§ **Stated exercise**
Write out each of the following lines exactly as it stands, from the first to the last.

--- begin Records provided ---

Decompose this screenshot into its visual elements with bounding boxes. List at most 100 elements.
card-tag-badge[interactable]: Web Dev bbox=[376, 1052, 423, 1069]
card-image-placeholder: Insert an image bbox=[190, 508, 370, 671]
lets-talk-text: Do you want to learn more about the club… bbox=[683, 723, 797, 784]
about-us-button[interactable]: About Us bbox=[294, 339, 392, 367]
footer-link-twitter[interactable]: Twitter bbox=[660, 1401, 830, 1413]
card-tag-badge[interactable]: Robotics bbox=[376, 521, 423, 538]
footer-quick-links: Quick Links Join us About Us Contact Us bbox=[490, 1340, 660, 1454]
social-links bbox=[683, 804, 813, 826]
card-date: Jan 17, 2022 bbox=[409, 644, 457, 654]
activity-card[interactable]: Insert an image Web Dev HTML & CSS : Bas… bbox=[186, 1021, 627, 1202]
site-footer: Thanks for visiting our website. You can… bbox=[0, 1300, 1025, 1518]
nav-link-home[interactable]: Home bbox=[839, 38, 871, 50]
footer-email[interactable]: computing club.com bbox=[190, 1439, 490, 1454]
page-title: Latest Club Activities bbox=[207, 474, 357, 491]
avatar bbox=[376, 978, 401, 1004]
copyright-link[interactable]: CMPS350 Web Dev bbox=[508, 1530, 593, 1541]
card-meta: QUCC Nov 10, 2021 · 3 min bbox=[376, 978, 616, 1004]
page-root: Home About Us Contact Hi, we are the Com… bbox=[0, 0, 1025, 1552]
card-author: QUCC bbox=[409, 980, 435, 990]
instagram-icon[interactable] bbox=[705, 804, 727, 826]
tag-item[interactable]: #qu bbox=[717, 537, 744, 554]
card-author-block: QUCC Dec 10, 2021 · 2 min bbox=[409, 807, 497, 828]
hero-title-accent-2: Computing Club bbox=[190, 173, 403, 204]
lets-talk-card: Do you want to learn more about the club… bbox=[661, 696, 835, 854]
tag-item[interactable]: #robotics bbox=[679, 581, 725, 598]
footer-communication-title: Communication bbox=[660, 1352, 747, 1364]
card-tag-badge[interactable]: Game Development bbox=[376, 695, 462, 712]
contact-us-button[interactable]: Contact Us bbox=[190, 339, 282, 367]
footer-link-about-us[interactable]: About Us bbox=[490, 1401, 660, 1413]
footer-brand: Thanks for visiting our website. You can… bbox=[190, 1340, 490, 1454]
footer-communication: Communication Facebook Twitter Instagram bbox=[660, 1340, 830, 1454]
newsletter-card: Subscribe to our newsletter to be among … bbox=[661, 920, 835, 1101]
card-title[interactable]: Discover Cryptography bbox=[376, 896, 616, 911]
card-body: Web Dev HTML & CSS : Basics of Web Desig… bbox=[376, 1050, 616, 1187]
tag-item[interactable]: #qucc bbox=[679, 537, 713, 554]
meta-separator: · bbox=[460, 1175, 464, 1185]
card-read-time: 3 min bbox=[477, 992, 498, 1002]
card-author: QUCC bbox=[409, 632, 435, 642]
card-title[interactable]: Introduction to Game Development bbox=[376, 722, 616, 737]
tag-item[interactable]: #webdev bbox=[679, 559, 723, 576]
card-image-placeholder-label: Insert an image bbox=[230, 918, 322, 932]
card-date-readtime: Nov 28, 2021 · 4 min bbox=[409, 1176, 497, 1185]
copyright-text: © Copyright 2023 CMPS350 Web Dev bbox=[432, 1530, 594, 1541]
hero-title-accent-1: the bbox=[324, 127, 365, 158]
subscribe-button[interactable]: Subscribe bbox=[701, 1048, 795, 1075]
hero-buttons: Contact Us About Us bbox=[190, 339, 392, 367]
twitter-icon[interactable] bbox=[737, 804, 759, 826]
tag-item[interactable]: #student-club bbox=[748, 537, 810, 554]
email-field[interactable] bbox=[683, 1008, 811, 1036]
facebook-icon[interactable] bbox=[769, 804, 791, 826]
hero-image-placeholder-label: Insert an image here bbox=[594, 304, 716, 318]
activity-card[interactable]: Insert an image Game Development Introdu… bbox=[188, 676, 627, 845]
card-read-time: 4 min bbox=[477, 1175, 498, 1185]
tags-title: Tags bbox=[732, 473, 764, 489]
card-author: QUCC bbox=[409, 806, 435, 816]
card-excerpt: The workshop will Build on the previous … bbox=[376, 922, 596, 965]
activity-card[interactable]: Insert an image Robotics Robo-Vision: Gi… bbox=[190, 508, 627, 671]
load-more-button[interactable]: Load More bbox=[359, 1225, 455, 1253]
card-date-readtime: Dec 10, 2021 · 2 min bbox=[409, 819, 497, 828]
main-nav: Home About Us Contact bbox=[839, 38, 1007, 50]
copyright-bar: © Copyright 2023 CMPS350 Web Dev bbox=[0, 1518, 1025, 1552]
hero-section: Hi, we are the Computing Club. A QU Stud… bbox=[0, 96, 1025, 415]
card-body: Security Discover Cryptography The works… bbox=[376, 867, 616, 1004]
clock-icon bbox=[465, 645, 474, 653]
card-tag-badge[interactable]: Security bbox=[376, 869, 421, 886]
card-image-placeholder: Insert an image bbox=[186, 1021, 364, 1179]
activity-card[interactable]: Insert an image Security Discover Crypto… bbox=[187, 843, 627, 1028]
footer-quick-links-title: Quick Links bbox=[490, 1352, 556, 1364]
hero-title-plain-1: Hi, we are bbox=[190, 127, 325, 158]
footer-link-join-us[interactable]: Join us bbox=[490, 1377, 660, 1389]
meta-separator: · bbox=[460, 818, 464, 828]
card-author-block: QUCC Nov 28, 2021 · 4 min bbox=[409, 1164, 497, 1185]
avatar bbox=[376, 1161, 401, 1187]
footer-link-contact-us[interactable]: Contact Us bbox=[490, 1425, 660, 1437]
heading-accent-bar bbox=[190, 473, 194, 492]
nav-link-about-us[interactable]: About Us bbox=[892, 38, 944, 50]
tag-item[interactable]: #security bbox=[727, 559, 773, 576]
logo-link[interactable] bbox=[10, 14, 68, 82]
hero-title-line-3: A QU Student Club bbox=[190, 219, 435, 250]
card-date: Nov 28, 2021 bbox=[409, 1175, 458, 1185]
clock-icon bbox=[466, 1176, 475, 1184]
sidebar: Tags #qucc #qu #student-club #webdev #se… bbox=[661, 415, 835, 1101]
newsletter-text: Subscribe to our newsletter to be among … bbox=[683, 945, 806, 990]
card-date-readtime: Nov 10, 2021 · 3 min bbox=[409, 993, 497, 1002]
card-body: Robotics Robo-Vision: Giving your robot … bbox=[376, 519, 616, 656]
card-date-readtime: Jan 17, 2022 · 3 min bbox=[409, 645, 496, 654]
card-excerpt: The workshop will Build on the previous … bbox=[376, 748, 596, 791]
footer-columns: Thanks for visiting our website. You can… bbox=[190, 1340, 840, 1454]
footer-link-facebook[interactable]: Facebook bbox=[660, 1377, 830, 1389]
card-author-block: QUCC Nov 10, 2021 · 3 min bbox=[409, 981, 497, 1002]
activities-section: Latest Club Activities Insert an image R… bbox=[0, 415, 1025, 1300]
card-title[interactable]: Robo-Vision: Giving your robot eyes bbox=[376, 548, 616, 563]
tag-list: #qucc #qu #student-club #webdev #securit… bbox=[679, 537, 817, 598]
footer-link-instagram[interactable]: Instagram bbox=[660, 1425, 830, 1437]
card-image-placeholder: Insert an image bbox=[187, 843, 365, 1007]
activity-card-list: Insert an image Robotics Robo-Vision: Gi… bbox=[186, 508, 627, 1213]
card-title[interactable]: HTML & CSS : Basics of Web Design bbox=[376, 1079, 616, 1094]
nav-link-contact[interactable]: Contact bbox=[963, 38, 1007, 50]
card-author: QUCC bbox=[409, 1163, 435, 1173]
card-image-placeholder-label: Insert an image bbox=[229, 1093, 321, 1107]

--- end Records provided ---

§ **Final answer**
Decompose this screenshot into its visual elements with bounding boxes. List at most 100 elements.
card-tag-badge[interactable]: Web Dev bbox=[376, 1052, 423, 1069]
card-image-placeholder: Insert an image bbox=[190, 508, 370, 671]
lets-talk-text: Do you want to learn more about the club… bbox=[683, 723, 797, 784]
about-us-button[interactable]: About Us bbox=[294, 339, 392, 367]
footer-link-twitter[interactable]: Twitter bbox=[660, 1401, 830, 1413]
card-tag-badge[interactable]: Robotics bbox=[376, 521, 423, 538]
footer-quick-links: Quick Links Join us About Us Contact Us bbox=[490, 1340, 660, 1454]
social-links bbox=[683, 804, 813, 826]
card-date: Jan 17, 2022 bbox=[409, 644, 457, 654]
activity-card[interactable]: Insert an image Web Dev HTML & CSS : Bas… bbox=[186, 1021, 627, 1202]
site-footer: Thanks for visiting our website. You can… bbox=[0, 1300, 1025, 1518]
nav-link-home[interactable]: Home bbox=[839, 38, 871, 50]
footer-email[interactable]: computing club.com bbox=[190, 1439, 490, 1454]
page-title: Latest Club Activities bbox=[207, 474, 357, 491]
avatar bbox=[376, 978, 401, 1004]
copyright-link[interactable]: CMPS350 Web Dev bbox=[508, 1530, 593, 1541]
card-meta: QUCC Nov 10, 2021 · 3 min bbox=[376, 978, 616, 1004]
page-root: Home About Us Contact Hi, we are the Com… bbox=[0, 0, 1025, 1552]
card-author: QUCC bbox=[409, 980, 435, 990]
instagram-icon[interactable] bbox=[705, 804, 727, 826]
tag-item[interactable]: #qu bbox=[717, 537, 744, 554]
card-author-block: QUCC Dec 10, 2021 · 2 min bbox=[409, 807, 497, 828]
hero-title-accent-2: Computing Club bbox=[190, 173, 403, 204]
lets-talk-card: Do you want to learn more about the club… bbox=[661, 696, 835, 854]
tag-item[interactable]: #robotics bbox=[679, 581, 725, 598]
footer-communication-title: Communication bbox=[660, 1352, 747, 1364]
card-tag-badge[interactable]: Game Development bbox=[376, 695, 462, 712]
contact-us-button[interactable]: Contact Us bbox=[190, 339, 282, 367]
footer-link-about-us[interactable]: About Us bbox=[490, 1401, 660, 1413]
footer-brand: Thanks for visiting our website. You can… bbox=[190, 1340, 490, 1454]
footer-communication: Communication Facebook Twitter Instagram bbox=[660, 1340, 830, 1454]
newsletter-card: Subscribe to our newsletter to be among … bbox=[661, 920, 835, 1101]
card-title[interactable]: Discover Cryptography bbox=[376, 896, 616, 911]
card-body: Web Dev HTML & CSS : Basics of Web Desig… bbox=[376, 1050, 616, 1187]
tag-item[interactable]: #qucc bbox=[679, 537, 713, 554]
meta-separator: · bbox=[460, 1175, 464, 1185]
card-read-time: 3 min bbox=[477, 992, 498, 1002]
card-author: QUCC bbox=[409, 632, 435, 642]
card-title[interactable]: Introduction to Game Development bbox=[376, 722, 616, 737]
tag-item[interactable]: #webdev bbox=[679, 559, 723, 576]
card-image-placeholder-label: Insert an image bbox=[230, 918, 322, 932]
card-date-readtime: Nov 28, 2021 · 4 min bbox=[409, 1176, 497, 1185]
copyright-text: © Copyright 2023 CMPS350 Web Dev bbox=[432, 1530, 594, 1541]
hero-title-accent-1: the bbox=[324, 127, 365, 158]
subscribe-button[interactable]: Subscribe bbox=[701, 1048, 795, 1075]
hero-buttons: Contact Us About Us bbox=[190, 339, 392, 367]
twitter-icon[interactable] bbox=[737, 804, 759, 826]
tag-item[interactable]: #student-club bbox=[748, 537, 810, 554]
email-field[interactable] bbox=[683, 1008, 811, 1036]
facebook-icon[interactable] bbox=[769, 804, 791, 826]
hero-image-placeholder-label: Insert an image here bbox=[594, 304, 716, 318]
activity-card[interactable]: Insert an image Game Development Introdu… bbox=[188, 676, 627, 845]
card-read-time: 4 min bbox=[477, 1175, 498, 1185]
tags-title: Tags bbox=[732, 473, 764, 489]
card-author: QUCC bbox=[409, 806, 435, 816]
card-excerpt: The workshop will Build on the previous … bbox=[376, 922, 596, 965]
activity-card[interactable]: Insert an image Robotics Robo-Vision: Gi… bbox=[190, 508, 627, 671]
load-more-button[interactable]: Load More bbox=[359, 1225, 455, 1253]
card-date-readtime: Dec 10, 2021 · 2 min bbox=[409, 819, 497, 828]
main-nav: Home About Us Contact bbox=[839, 38, 1007, 50]
copyright-bar: © Copyright 2023 CMPS350 Web Dev bbox=[0, 1518, 1025, 1552]
hero-section: Hi, we are the Computing Club. A QU Stud… bbox=[0, 96, 1025, 415]
card-body: Security Discover Cryptography The works… bbox=[376, 867, 616, 1004]
clock-icon bbox=[465, 645, 474, 653]
card-tag-badge[interactable]: Security bbox=[376, 869, 421, 886]
card-image-placeholder: Insert an image bbox=[186, 1021, 364, 1179]
activity-card[interactable]: Insert an image Security Discover Crypto… bbox=[187, 843, 627, 1028]
footer-quick-links-title: Quick Links bbox=[490, 1352, 556, 1364]
hero-title-plain-1: Hi, we are bbox=[190, 127, 325, 158]
footer-link-join-us[interactable]: Join us bbox=[490, 1377, 660, 1389]
meta-separator: · bbox=[460, 818, 464, 828]
card-author-block: QUCC Nov 28, 2021 · 4 min bbox=[409, 1164, 497, 1185]
avatar bbox=[376, 1161, 401, 1187]
footer-link-contact-us[interactable]: Contact Us bbox=[490, 1425, 660, 1437]
heading-accent-bar bbox=[190, 473, 194, 492]
nav-link-about-us[interactable]: About Us bbox=[892, 38, 944, 50]
tag-item[interactable]: #security bbox=[727, 559, 773, 576]
logo-link[interactable] bbox=[10, 14, 68, 82]
hero-title-line-3: A QU Student Club bbox=[190, 219, 435, 250]
card-date: Nov 28, 2021 bbox=[409, 1175, 458, 1185]
clock-icon bbox=[466, 1176, 475, 1184]
sidebar: Tags #qucc #qu #student-club #webdev #se… bbox=[661, 415, 835, 1101]
newsletter-text: Subscribe to our newsletter to be among … bbox=[683, 945, 806, 990]
card-date-readtime: Nov 10, 2021 · 3 min bbox=[409, 993, 497, 1002]
card-body: Robotics Robo-Vision: Giving your robot … bbox=[376, 519, 616, 656]
card-date-readtime: Jan 17, 2022 · 3 min bbox=[409, 645, 496, 654]
card-excerpt: The workshop will Build on the previous … bbox=[376, 748, 596, 791]
footer-columns: Thanks for visiting our website. You can… bbox=[190, 1340, 840, 1454]
footer-link-facebook[interactable]: Facebook bbox=[660, 1377, 830, 1389]
card-author-block: QUCC Nov 10, 2021 · 3 min bbox=[409, 981, 497, 1002]
activities-section: Latest Club Activities Insert an image R… bbox=[0, 415, 1025, 1300]
card-title[interactable]: Robo-Vision: Giving your robot eyes bbox=[376, 548, 616, 563]
tag-list: #qucc #qu #student-club #webdev #securit… bbox=[679, 537, 817, 598]
footer-link-instagram[interactable]: Instagram bbox=[660, 1425, 830, 1437]
card-image-placeholder: Insert an image bbox=[187, 843, 365, 1007]
activity-card-list: Insert an image Robotics Robo-Vision: Gi… bbox=[186, 508, 627, 1213]
card-title[interactable]: HTML & CSS : Basics of Web Design bbox=[376, 1079, 616, 1094]
nav-link-contact[interactable]: Contact bbox=[963, 38, 1007, 50]
card-author: QUCC bbox=[409, 1163, 435, 1173]
card-image-placeholder-label: Insert an image bbox=[229, 1093, 321, 1107]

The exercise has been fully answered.